Objective: Your task is to reproduce the entries below word for word.
****
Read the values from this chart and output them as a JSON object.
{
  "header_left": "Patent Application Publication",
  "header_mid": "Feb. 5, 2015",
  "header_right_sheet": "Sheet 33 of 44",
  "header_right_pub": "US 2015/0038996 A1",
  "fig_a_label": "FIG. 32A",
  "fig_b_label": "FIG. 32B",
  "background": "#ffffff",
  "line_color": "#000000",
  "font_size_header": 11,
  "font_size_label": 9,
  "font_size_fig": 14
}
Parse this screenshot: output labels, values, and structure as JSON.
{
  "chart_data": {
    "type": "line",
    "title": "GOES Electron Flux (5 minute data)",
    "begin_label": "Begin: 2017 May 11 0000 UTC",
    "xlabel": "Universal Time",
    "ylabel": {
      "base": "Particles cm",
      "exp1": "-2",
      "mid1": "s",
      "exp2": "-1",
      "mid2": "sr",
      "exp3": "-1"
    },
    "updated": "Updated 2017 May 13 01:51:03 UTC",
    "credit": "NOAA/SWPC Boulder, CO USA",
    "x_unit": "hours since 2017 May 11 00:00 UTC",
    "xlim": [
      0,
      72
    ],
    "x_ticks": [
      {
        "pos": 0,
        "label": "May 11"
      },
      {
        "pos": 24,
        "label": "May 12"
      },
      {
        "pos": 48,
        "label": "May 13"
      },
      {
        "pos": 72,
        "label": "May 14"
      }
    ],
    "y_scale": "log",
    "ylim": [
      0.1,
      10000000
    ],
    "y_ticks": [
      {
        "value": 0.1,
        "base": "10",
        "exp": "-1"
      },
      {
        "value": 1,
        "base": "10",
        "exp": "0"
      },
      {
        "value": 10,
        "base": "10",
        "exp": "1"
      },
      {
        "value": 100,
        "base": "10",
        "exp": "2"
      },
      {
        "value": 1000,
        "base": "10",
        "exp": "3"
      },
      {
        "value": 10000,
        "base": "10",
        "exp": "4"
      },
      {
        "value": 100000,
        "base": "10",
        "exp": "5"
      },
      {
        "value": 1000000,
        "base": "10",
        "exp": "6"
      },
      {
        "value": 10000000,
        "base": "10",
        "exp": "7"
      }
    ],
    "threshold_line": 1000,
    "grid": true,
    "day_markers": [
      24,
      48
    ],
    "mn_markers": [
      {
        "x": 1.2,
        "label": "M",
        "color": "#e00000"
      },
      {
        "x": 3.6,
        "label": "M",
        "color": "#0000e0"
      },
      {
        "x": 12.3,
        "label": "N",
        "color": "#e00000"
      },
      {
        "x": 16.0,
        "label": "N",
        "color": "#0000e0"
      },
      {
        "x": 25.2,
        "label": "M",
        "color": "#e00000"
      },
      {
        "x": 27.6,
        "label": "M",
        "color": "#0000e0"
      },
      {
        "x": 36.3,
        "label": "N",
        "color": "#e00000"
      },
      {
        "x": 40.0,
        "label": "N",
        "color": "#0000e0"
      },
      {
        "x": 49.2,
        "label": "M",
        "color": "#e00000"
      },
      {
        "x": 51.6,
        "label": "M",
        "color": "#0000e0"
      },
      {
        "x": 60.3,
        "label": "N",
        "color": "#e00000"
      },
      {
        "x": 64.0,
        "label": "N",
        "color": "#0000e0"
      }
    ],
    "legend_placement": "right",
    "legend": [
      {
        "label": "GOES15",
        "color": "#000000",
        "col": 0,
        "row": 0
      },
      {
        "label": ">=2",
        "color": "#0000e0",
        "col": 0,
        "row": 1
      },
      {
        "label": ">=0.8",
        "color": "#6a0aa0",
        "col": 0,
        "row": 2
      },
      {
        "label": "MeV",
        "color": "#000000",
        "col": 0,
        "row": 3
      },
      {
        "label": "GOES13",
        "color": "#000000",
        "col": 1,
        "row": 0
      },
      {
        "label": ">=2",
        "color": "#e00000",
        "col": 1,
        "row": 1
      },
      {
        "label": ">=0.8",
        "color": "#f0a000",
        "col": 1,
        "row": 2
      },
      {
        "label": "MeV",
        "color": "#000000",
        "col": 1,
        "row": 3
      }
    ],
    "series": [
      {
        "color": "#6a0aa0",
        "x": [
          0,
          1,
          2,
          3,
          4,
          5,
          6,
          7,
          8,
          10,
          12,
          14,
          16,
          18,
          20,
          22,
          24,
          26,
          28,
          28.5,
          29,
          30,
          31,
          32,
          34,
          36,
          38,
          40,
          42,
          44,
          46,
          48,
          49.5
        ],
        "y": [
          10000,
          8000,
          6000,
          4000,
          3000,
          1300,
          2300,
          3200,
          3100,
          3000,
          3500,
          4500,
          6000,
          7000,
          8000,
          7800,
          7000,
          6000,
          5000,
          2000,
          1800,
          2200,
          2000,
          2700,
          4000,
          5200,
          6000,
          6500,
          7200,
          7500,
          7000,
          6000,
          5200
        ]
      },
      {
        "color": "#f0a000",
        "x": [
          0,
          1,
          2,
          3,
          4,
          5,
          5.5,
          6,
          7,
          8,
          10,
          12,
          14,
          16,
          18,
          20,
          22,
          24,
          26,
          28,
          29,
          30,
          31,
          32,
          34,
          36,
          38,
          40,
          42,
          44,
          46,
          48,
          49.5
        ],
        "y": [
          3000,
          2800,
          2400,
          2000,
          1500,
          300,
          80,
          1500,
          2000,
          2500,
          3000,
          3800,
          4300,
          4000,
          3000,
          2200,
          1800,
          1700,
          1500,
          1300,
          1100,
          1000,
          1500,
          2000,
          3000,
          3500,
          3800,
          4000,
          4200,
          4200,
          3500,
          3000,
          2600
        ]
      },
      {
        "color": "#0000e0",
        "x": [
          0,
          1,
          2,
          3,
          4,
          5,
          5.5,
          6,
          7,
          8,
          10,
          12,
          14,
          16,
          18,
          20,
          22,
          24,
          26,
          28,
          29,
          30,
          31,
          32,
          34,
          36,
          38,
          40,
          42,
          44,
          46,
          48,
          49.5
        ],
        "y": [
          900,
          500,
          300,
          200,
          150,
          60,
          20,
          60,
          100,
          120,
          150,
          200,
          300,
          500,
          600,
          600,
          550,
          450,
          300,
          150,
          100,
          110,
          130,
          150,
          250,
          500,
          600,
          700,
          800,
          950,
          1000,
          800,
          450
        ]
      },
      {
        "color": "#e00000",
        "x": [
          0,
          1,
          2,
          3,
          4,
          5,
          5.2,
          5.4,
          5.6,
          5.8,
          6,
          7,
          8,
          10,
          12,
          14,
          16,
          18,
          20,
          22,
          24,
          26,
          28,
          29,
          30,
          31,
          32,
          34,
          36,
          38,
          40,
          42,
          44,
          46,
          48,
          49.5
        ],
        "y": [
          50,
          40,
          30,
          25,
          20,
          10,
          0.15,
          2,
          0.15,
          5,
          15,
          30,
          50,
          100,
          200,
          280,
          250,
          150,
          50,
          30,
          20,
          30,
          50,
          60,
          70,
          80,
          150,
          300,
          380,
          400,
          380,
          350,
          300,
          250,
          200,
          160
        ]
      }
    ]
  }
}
****
Solution:
Read the values from this chart and output them as a JSON object.
{
  "header_left": "Patent Application Publication",
  "header_mid": "Feb. 5, 2015",
  "header_right_sheet": "Sheet 33 of 44",
  "header_right_pub": "US 2015/0038996 A1",
  "fig_a_label": "FIG. 32A",
  "fig_b_label": "FIG. 32B",
  "background": "#ffffff",
  "line_color": "#000000",
  "font_size_header": 11,
  "font_size_label": 9,
  "font_size_fig": 14
}
Parse this screenshot: output labels, values, and structure as JSON.
{
  "chart_data": {
    "type": "line",
    "title": "GOES Electron Flux (5 minute data)",
    "begin_label": "Begin: 2017 May 11 0000 UTC",
    "xlabel": "Universal Time",
    "ylabel": {
      "base": "Particles cm",
      "exp1": "-2",
      "mid1": "s",
      "exp2": "-1",
      "mid2": "sr",
      "exp3": "-1"
    },
    "updated": "Updated 2017 May 13 01:51:03 UTC",
    "credit": "NOAA/SWPC Boulder, CO USA",
    "x_unit": "hours since 2017 May 11 00:00 UTC",
    "xlim": [
      0,
      72
    ],
    "x_ticks": [
      {
        "pos": 0,
        "label": "May 11"
      },
      {
        "pos": 24,
        "label": "May 12"
      },
      {
        "pos": 48,
        "label": "May 13"
      },
      {
        "pos": 72,
        "label": "May 14"
      }
    ],
    "y_scale": "log",
    "ylim": [
      0.1,
      10000000
    ],
    "y_ticks": [
      {
        "value": 0.1,
        "base": "10",
        "exp": "-1"
      },
      {
        "value": 1,
        "base": "10",
        "exp": "0"
      },
      {
        "value": 10,
        "base": "10",
        "exp": "1"
      },
      {
        "value": 100,
        "base": "10",
        "exp": "2"
      },
      {
        "value": 1000,
        "base": "10",
        "exp": "3"
      },
      {
        "value": 10000,
        "base": "10",
        "exp": "4"
      },
      {
        "value": 100000,
        "base": "10",
        "exp": "5"
      },
      {
        "value": 1000000,
        "base": "10",
        "exp": "6"
      },
      {
        "value": 10000000,
        "base": "10",
        "exp": "7"
      }
    ],
    "threshold_line": 1000,
    "grid": true,
    "day_markers": [
      24,
      48
    ],
    "mn_markers": [
      {
        "x": 1.2,
        "label": "M",
        "color": "#e00000"
      },
      {
        "x": 3.6,
        "label": "M",
        "color": "#0000e0"
      },
      {
        "x": 12.3,
        "label": "N",
        "color": "#e00000"
      },
      {
        "x": 16.0,
        "label": "N",
        "color": "#0000e0"
      },
      {
        "x": 25.2,
        "label": "M",
        "color": "#e00000"
      },
      {
        "x": 27.6,
        "label": "M",
        "color": "#0000e0"
      },
      {
        "x": 36.3,
        "label": "N",
        "color": "#e00000"
      },
      {
        "x": 40.0,
        "label": "N",
        "color": "#0000e0"
      },
      {
        "x": 49.2,
        "label": "M",
        "color": "#e00000"
      },
      {
        "x": 51.6,
        "label": "M",
        "color": "#0000e0"
      },
      {
        "x": 60.3,
        "label": "N",
        "color": "#e00000"
      },
      {
        "x": 64.0,
        "label": "N",
        "color": "#0000e0"
      }
    ],
    "legend_placement": "right",
    "legend": [
      {
        "label": "GOES15",
        "color": "#000000",
        "col": 0,
        "row": 0
      },
      {
        "label": ">=2",
        "color": "#0000e0",
        "col": 0,
        "row": 1
      },
      {
        "label": ">=0.8",
        "color": "#6a0aa0",
        "col": 0,
        "row": 2
      },
      {
        "label": "MeV",
        "color": "#000000",
        "col": 0,
        "row": 3
      },
      {
        "label": "GOES13",
        "color": "#000000",
        "col": 1,
        "row": 0
      },
      {
        "label": ">=2",
        "color": "#e00000",
        "col": 1,
        "row": 1
      },
      {
        "label": ">=0.8",
        "color": "#f0a000",
        "col": 1,
        "row": 2
      },
      {
        "label": "MeV",
        "color": "#000000",
        "col": 1,
        "row": 3
      }
    ],
    "series": [
      {
        "color": "#6a0aa0",
        "x": [
          0,
          1,
          2,
          3,
          4,
          5,
          6,
          7,
          8,
          10,
          12,
          14,
          16,
          18,
          20,
          22,
          24,
          26,
          28,
          28.5,
          29,
          30,
          31,
          32,
          34,
          36,
          38,
          40,
          42,
          44,
          46,
          48,
          49.5
        ],
        "y": [
          10000,
          8000,
          6000,
          4000,
          3000,
          1300,
          2300,
          3200,
          3100,
          3000,
          3500,
          4500,
          6000,
          7000,
          8000,
          7800,
          7000,
          6000,
          5000,
          2000,
          1800,
          2200,
          2000,
          2700,
          4000,
          5200,
          6000,
          6500,
          7200,
          7500,
          7000,
          6000,
          5200
        ]
      },
      {
        "color": "#f0a000",
        "x": [
          0,
          1,
          2,
          3,
          4,
          5,
          5.5,
          6,
          7,
          8,
          10,
          12,
          14,
          16,
          18,
          20,
          22,
          24,
          26,
          28,
          29,
          30,
          31,
          32,
          34,
          36,
          38,
          40,
          42,
          44,
          46,
          48,
          49.5
        ],
        "y": [
          3000,
          2800,
          2400,
          2000,
          1500,
          300,
          80,
          1500,
          2000,
          2500,
          3000,
          3800,
          4300,
          4000,
          3000,
          2200,
          1800,
          1700,
          1500,
          1300,
          1100,
          1000,
          1500,
          2000,
          3000,
          3500,
          3800,
          4000,
          4200,
          4200,
          3500,
          3000,
          2600
        ]
      },
      {
        "color": "#0000e0",
        "x": [
          0,
          1,
          2,
          3,
          4,
          5,
          5.5,
          6,
          7,
          8,
          10,
          12,
          14,
          16,
          18,
          20,
          22,
          24,
          26,
          28,
          29,
          30,
          31,
          32,
          34,
          36,
          38,
          40,
          42,
          44,
          46,
          48,
          49.5
        ],
        "y": [
          900,
          500,
          300,
          200,
          150,
          60,
          20,
          60,
          100,
          120,
          150,
          200,
          300,
          500,
          600,
          600,
          550,
          450,
          300,
          150,
          100,
          110,
          130,
          150,
          250,
          500,
          600,
          700,
          800,
          950,
          1000,
          800,
          450
        ]
      },
      {
        "color": "#e00000",
        "x": [
          0,
          1,
          2,
          3,
          4,
          5,
          5.2,
          5.4,
          5.6,
          5.8,
          6,
          7,
          8,
          10,
          12,
          14,
          16,
          18,
          20,
          22,
          24,
          26,
          28,
          29,
          30,
          31,
          32,
          34,
          36,
          38,
          40,
          42,
          44,
          46,
          48,
          49.5
        ],
        "y": [
          50,
          40,
          30,
          25,
          20,
          10,
          0.15,
          2,
          0.15,
          5,
          15,
          30,
          50,
          100,
          200,
          280,
          250,
          150,
          50,
          30,
          20,
          30,
          50,
          60,
          70,
          80,
          150,
          300,
          380,
          400,
          380,
          350,
          300,
          250,
          200,
          160
        ]
      }
    ]
  }
}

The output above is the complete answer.